Фрагмент текста
# # # # #

Мы, европейцы, на протяжении многих веков втягивали в свои войны весь мир, используя всех остальных как пушечное мясо для своих, европейских, потребностей. И нам пришлось в итоге платить по счетам в виде двух мировых войн. Удивительно, что после этого еще что-то осталось от Европы. Для меня, старого человека, ужасно, что невозможно передать кому-то свой опыт. Я был уже в достаточно сознательном возрасте, чтобы понимать, что означали война и ее последствия, хоть и жил в стране, которой война не коснулась. Европейская мирная политика возникла в результате этого опыта войны.

— А как вы оцениваете конкретную политику Евросоюза?

# # # # #

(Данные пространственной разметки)
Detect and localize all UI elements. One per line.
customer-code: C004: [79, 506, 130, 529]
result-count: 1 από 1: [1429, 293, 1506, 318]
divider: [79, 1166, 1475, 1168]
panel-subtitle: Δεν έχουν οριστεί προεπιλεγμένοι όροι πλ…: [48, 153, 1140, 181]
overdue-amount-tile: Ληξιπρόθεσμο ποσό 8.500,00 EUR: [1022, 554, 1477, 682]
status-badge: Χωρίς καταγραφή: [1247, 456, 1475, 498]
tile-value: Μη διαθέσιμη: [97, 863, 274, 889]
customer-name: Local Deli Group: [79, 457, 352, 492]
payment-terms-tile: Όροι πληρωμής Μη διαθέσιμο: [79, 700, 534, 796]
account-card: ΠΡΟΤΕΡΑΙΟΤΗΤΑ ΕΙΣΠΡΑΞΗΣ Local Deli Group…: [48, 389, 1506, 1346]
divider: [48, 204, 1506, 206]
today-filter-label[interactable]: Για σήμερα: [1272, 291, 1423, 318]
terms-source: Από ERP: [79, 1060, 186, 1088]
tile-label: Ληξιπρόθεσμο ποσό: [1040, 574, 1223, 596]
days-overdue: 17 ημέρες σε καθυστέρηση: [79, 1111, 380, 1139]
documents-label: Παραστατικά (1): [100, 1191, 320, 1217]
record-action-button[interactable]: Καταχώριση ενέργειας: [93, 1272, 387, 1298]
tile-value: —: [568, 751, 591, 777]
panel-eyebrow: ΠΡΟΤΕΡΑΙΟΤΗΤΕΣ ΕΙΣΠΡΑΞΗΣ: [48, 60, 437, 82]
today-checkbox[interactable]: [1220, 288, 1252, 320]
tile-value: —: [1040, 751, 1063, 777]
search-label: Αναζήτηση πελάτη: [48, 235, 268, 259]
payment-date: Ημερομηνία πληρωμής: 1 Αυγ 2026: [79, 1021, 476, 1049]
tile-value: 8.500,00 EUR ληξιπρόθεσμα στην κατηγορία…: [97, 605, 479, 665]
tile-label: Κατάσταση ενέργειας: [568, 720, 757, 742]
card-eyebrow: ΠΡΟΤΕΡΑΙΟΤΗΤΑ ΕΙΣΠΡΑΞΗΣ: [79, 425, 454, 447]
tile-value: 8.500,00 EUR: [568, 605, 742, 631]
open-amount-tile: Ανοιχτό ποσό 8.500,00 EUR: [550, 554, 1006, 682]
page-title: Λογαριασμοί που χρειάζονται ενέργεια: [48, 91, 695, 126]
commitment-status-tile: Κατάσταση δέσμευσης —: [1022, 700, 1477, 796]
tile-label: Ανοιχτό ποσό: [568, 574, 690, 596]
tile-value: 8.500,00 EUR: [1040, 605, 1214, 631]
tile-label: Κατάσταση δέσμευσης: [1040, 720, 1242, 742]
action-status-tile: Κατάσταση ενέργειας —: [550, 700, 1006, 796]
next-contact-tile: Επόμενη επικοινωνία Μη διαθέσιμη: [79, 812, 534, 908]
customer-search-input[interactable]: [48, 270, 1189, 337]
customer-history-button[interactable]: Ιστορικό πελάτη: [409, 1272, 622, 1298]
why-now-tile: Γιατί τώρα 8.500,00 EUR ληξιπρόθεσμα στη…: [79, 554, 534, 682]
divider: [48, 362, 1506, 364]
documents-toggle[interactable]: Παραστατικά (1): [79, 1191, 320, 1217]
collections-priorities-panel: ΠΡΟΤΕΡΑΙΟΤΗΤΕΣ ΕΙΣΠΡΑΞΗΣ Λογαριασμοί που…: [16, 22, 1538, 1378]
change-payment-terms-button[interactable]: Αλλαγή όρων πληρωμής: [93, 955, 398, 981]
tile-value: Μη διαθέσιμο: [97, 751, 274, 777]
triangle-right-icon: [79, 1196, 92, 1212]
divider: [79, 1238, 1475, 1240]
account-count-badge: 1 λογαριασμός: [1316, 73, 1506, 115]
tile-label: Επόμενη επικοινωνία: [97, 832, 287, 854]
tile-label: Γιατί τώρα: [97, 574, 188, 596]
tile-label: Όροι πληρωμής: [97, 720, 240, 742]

# # # # #

Задания
A: Ответьте на вопросы по фрагменту о войнах Европы:
(i) Чем, по словам говорящего, европейцам в итоге пришлось платить по счетам?
(ii) Что, по мнению говорящего, ужасно для него как для старого человека?
(iii) В результате чего возникла европейская мирная политика?
B: Перескажите фрагмент о войнах Европы в двух предложениях.
C: Напишите продолжение фрагмента о войнах Европы, которое следует за последним вопросом.
Записи никак не связаны с текстом.

Ответы
A:
(i) Двумя мировыми войнами.
(ii) Что невозможно передать кому-то свой опыт.
(iii) В результате опыта войны.

B: Говорящий утверждает, что европейцы веками втягивали весь мир в свои войны и в итоге расплатились за это двумя мировыми войнами. Он считает ужасным, что свой опыт невозможно никому передать, и отмечает, что европейская мирная политика возникла из опыта войны.

C:
— Идея начать строить единство Европы с единства валюты была ошибкой. Кто-то из политиков потом говорил, что нужно было начать с культуры. Но ведь очевидно, что это невозможно, потому что культура является зеркалом нации. Конечно, Европа — это единство, построенное на великих страданиях и являющееся наследником великой истории. Но это наследие невозможно активизировать у кого-то, кто работает на заводе или живет где-то в горах. Для них это история, которая произошла 2000 лет назад. И это нормальное явление, соответствующее врожденной короткой памяти человека. Невозможно тащить за собой все свое наследие, поэтому мы часто заменяем историю легендами. А все остальное можно найти в интернете, и это тоже краткосрочно. Ведь в интернете невозможно обнаружить то, что важно лично для нас. Жизненно важное возможно пережить, только имея какие-то структуры, которые приходят с образованием. А идея образования заменена сегодня культурным тренингом. Вполне возможно, что уже через 20 лет Европа будет занимать всего 5% от остального мира. Я против глобализации, но понимаю, что она неизбежна. И в этом виновата не Европа, а творение в целом.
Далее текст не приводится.